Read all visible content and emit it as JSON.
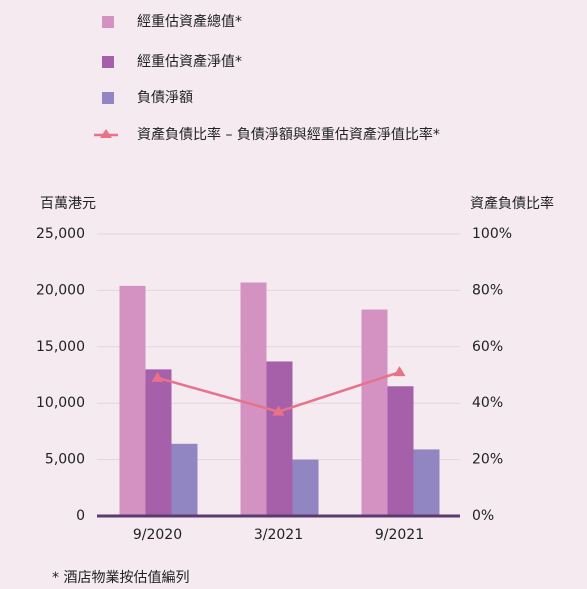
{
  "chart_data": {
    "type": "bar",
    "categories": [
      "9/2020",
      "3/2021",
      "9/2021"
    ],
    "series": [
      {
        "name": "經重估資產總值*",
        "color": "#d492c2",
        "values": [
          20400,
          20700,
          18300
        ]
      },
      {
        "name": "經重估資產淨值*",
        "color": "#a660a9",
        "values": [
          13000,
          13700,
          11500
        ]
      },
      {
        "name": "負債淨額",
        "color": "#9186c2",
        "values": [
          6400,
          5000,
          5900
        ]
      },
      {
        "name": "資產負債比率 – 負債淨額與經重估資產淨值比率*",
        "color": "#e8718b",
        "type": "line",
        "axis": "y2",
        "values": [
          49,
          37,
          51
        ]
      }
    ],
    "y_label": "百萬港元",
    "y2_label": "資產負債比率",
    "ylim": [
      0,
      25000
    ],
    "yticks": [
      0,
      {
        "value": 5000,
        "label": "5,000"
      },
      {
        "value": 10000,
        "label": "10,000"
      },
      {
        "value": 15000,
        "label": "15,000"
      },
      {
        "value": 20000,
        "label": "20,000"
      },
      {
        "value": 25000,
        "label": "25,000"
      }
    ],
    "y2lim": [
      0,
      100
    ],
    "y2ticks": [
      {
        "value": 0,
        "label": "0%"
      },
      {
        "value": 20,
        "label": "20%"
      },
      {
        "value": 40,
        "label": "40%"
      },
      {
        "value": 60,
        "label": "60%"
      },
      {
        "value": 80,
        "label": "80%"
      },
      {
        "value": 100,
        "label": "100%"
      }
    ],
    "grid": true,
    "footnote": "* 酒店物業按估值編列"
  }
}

REQUIRED WORK
Set down every entry word for word, but omit the pictures.

ANSWER IN FULL
Read all visible content and emit it as JSON.
{
  "chart_data": {
    "type": "bar",
    "categories": [
      "9/2020",
      "3/2021",
      "9/2021"
    ],
    "series": [
      {
        "name": "經重估資產總值*",
        "color": "#d492c2",
        "values": [
          20400,
          20700,
          18300
        ]
      },
      {
        "name": "經重估資產淨值*",
        "color": "#a660a9",
        "values": [
          13000,
          13700,
          11500
        ]
      },
      {
        "name": "負債淨額",
        "color": "#9186c2",
        "values": [
          6400,
          5000,
          5900
        ]
      },
      {
        "name": "資產負債比率 – 負債淨額與經重估資產淨值比率*",
        "color": "#e8718b",
        "type": "line",
        "axis": "y2",
        "values": [
          49,
          37,
          51
        ]
      }
    ],
    "y_label": "百萬港元",
    "y2_label": "資產負債比率",
    "ylim": [
      0,
      25000
    ],
    "yticks": [
      0,
      {
        "value": 5000,
        "label": "5,000"
      },
      {
        "value": 10000,
        "label": "10,000"
      },
      {
        "value": 15000,
        "label": "15,000"
      },
      {
        "value": 20000,
        "label": "20,000"
      },
      {
        "value": 25000,
        "label": "25,000"
      }
    ],
    "y2lim": [
      0,
      100
    ],
    "y2ticks": [
      {
        "value": 0,
        "label": "0%"
      },
      {
        "value": 20,
        "label": "20%"
      },
      {
        "value": 40,
        "label": "40%"
      },
      {
        "value": 60,
        "label": "60%"
      },
      {
        "value": 80,
        "label": "80%"
      },
      {
        "value": 100,
        "label": "100%"
      }
    ],
    "grid": true,
    "footnote": "* 酒店物業按估值編列"
  }
}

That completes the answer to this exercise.